Dataset excerpts:
====

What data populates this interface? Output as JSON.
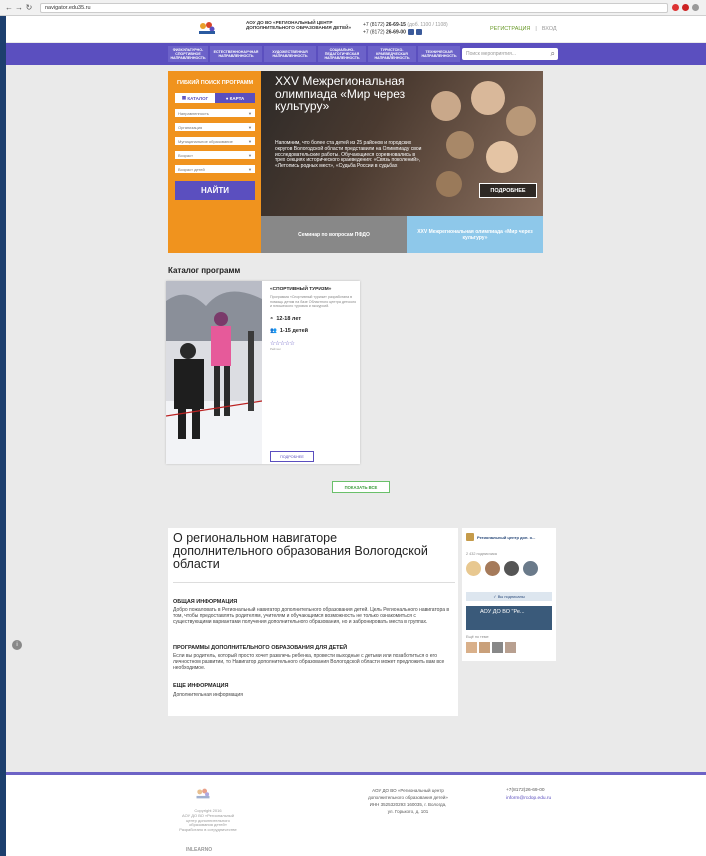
{
  "browser": {
    "url": "navigator.edu35.ru"
  },
  "header": {
    "org_name": "АОУ ДО ВО «РЕГИОНАЛЬНЫЙ ЦЕНТР ДОПОЛНИТЕЛЬНОГО ОБРАЗОВАНИЯ ДЕТЕЙ»",
    "phone1_prefix": "+7 (8172)",
    "phone1": "26-69-15",
    "phone1_extra": "(доб. 1100 / 1108)",
    "phone2_prefix": "+7 (8172)",
    "phone2": "26-69-00",
    "register": "РЕГИСТРАЦИЯ",
    "login": "ВХОД"
  },
  "menu": {
    "items": [
      "ФИЗКУЛЬТУРНО-СПОРТИВНОЕ НАПРАВЛЕННОСТЬ",
      "ЕСТЕСТВЕННОНАУЧНАЯ НАПРАВЛЕННОСТЬ",
      "ХУДОЖЕСТВЕННАЯ НАПРАВЛЕННОСТЬ",
      "СОЦИАЛЬНО-ПЕДАГОГИЧЕСКАЯ НАПРАВЛЕННОСТЬ",
      "ТУРИСТСКО-КРАЕВЕДЧЕСКАЯ НАПРАВЛЕННОСТЬ",
      "ТЕХНИЧЕСКАЯ НАПРАВЛЕННОСТЬ"
    ],
    "search_placeholder": "Поиск мероприятия..."
  },
  "filter": {
    "title": "ГИБКИЙ ПОИСК ПРОГРАММ",
    "tab_catalog": "КАТАЛОГ",
    "tab_map": "КАРТА",
    "selects": [
      "Направленность",
      "Организация",
      "Муниципальное образование",
      "Возраст",
      "Возраст детей"
    ],
    "find_button": "НАЙТИ"
  },
  "banner": {
    "title": "XXV Межрегиональная олимпиада «Мир через культуру»",
    "text": "Напомним, что более ста детей из 25 районов и городских округов Вологодской области представили на Олимпиаду свои исследовательские работы. Обучающиеся соревновались в трех секциях исторического краеведения: «Связь поколений», «Летопись родных мест», «Судьба России в судьбах",
    "more_button": "ПОДРОБНЕЕ",
    "sub1": "Семинар по вопросам ПФДО",
    "sub2": "XXV Межрегиональная олимпиада «Мир через культуру»"
  },
  "catalog": {
    "heading": "Каталог программ",
    "card": {
      "title": "«СПОРТИВНЫЙ ТУРИЗМ»",
      "desc": "Программа «Спортивный туризм» разработана в помощь детям на базе Областного центра детского и юношеского туризма и экскурсий.",
      "age": "12-18 лет",
      "kids": "1-15 детей",
      "stars": "☆☆☆☆☆",
      "rating_label": "Рейтинг",
      "more_button": "ПОДРОБНЕЕ"
    },
    "show_all": "ПОКАЗАТЬ ВСЕ"
  },
  "about": {
    "title": "О региональном навигаторе дополнительного образования Вологодской области",
    "sec1_h": "ОБЩАЯ ИНФОРМАЦИЯ",
    "sec1_t": "Добро пожаловать в Региональный навигатор дополнительного образования детей. Цель Регионального навигатора в том, чтобы предоставлять родителям, учителям и обучающимся возможность не только ознакомиться с существующими вариантами получения дополнительного образования, но и забронировать места в группах.",
    "sec2_h": "ПРОГРАММЫ ДОПОЛНИТЕЛЬНОГО ОБРАЗОВАНИЯ ДЛЯ ДЕТЕЙ",
    "sec2_t": "Если вы родитель, который просто хочет развлечь ребенка, провести выходные с детьми или позаботиться о его личностном развитии, то Навигатор дополнительного образования Вологодской области может предложить вам все необходимое.",
    "sec3_h": "ЕЩЕ ИНФОРМАЦИЯ",
    "sec3_t": "Дополнительная информация"
  },
  "widget": {
    "name": "Региональный центр доп. о...",
    "subs": "2 432 подписчика",
    "subscribe": "✓ Вы подписаны",
    "post_title": "АОУ ДО ВО \"Ре...",
    "more_label": "Ещё по теме"
  },
  "footer": {
    "copyright": "Copyright 2016",
    "org": "АОУ ДО ВО «Региональный центр дополнительного образования детей»",
    "developer_label": "Разработано в сотрудничестве",
    "developer": "INLEARNO",
    "address": "АОУ ДО ВО «Региональный центр дополнительного образования детей» ИНН 3525320293 160035, г. Вологда, ул. Горького, д. 101",
    "phone": "+7(8172)26-69-00",
    "email": "inform@rcdop.edu.ru"
  },
  "colors": {
    "accent": "#5b4fbf",
    "orange": "#f0931e",
    "green": "#6a9a2a",
    "blue_light": "#8ec8ea"
  }
}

====

● Stated goal: Write out the listing word for word, omitting the pictures it holds.

● Solution below:
What data populates this interface? Output as JSON.
{
  "browser": {
    "url": "navigator.edu35.ru"
  },
  "header": {
    "org_name": "АОУ ДО ВО «РЕГИОНАЛЬНЫЙ ЦЕНТР ДОПОЛНИТЕЛЬНОГО ОБРАЗОВАНИЯ ДЕТЕЙ»",
    "phone1_prefix": "+7 (8172)",
    "phone1": "26-69-15",
    "phone1_extra": "(доб. 1100 / 1108)",
    "phone2_prefix": "+7 (8172)",
    "phone2": "26-69-00",
    "register": "РЕГИСТРАЦИЯ",
    "login": "ВХОД"
  },
  "menu": {
    "items": [
      "ФИЗКУЛЬТУРНО-СПОРТИВНОЕ НАПРАВЛЕННОСТЬ",
      "ЕСТЕСТВЕННОНАУЧНАЯ НАПРАВЛЕННОСТЬ",
      "ХУДОЖЕСТВЕННАЯ НАПРАВЛЕННОСТЬ",
      "СОЦИАЛЬНО-ПЕДАГОГИЧЕСКАЯ НАПРАВЛЕННОСТЬ",
      "ТУРИСТСКО-КРАЕВЕДЧЕСКАЯ НАПРАВЛЕННОСТЬ",
      "ТЕХНИЧЕСКАЯ НАПРАВЛЕННОСТЬ"
    ],
    "search_placeholder": "Поиск мероприятия..."
  },
  "filter": {
    "title": "ГИБКИЙ ПОИСК ПРОГРАММ",
    "tab_catalog": "КАТАЛОГ",
    "tab_map": "КАРТА",
    "selects": [
      "Направленность",
      "Организация",
      "Муниципальное образование",
      "Возраст",
      "Возраст детей"
    ],
    "find_button": "НАЙТИ"
  },
  "banner": {
    "title": "XXV Межрегиональная олимпиада «Мир через культуру»",
    "text": "Напомним, что более ста детей из 25 районов и городских округов Вологодской области представили на Олимпиаду свои исследовательские работы. Обучающиеся соревновались в трех секциях исторического краеведения: «Связь поколений», «Летопись родных мест», «Судьба России в судьбах",
    "more_button": "ПОДРОБНЕЕ",
    "sub1": "Семинар по вопросам ПФДО",
    "sub2": "XXV Межрегиональная олимпиада «Мир через культуру»"
  },
  "catalog": {
    "heading": "Каталог программ",
    "card": {
      "title": "«СПОРТИВНЫЙ ТУРИЗМ»",
      "desc": "Программа «Спортивный туризм» разработана в помощь детям на базе Областного центра детского и юношеского туризма и экскурсий.",
      "age": "12-18 лет",
      "kids": "1-15 детей",
      "stars": "☆☆☆☆☆",
      "rating_label": "Рейтинг",
      "more_button": "ПОДРОБНЕЕ"
    },
    "show_all": "ПОКАЗАТЬ ВСЕ"
  },
  "about": {
    "title": "О региональном навигаторе дополнительного образования Вологодской области",
    "sec1_h": "ОБЩАЯ ИНФОРМАЦИЯ",
    "sec1_t": "Добро пожаловать в Региональный навигатор дополнительного образования детей. Цель Регионального навигатора в том, чтобы предоставлять родителям, учителям и обучающимся возможность не только ознакомиться с существующими вариантами получения дополнительного образования, но и забронировать места в группах.",
    "sec2_h": "ПРОГРАММЫ ДОПОЛНИТЕЛЬНОГО ОБРАЗОВАНИЯ ДЛЯ ДЕТЕЙ",
    "sec2_t": "Если вы родитель, который просто хочет развлечь ребенка, провести выходные с детьми или позаботиться о его личностном развитии, то Навигатор дополнительного образования Вологодской области может предложить вам все необходимое.",
    "sec3_h": "ЕЩЕ ИНФОРМАЦИЯ",
    "sec3_t": "Дополнительная информация"
  },
  "widget": {
    "name": "Региональный центр доп. о...",
    "subs": "2 432 подписчика",
    "subscribe": "✓ Вы подписаны",
    "post_title": "АОУ ДО ВО \"Ре...",
    "more_label": "Ещё по теме"
  },
  "footer": {
    "copyright": "Copyright 2016",
    "org": "АОУ ДО ВО «Региональный центр дополнительного образования детей»",
    "developer_label": "Разработано в сотрудничестве",
    "developer": "INLEARNO",
    "address": "АОУ ДО ВО «Региональный центр дополнительного образования детей» ИНН 3525320293 160035, г. Вологда, ул. Горького, д. 101",
    "phone": "+7(8172)26-69-00",
    "email": "inform@rcdop.edu.ru"
  },
  "colors": {
    "accent": "#5b4fbf",
    "orange": "#f0931e",
    "green": "#6a9a2a",
    "blue_light": "#8ec8ea"
  }
}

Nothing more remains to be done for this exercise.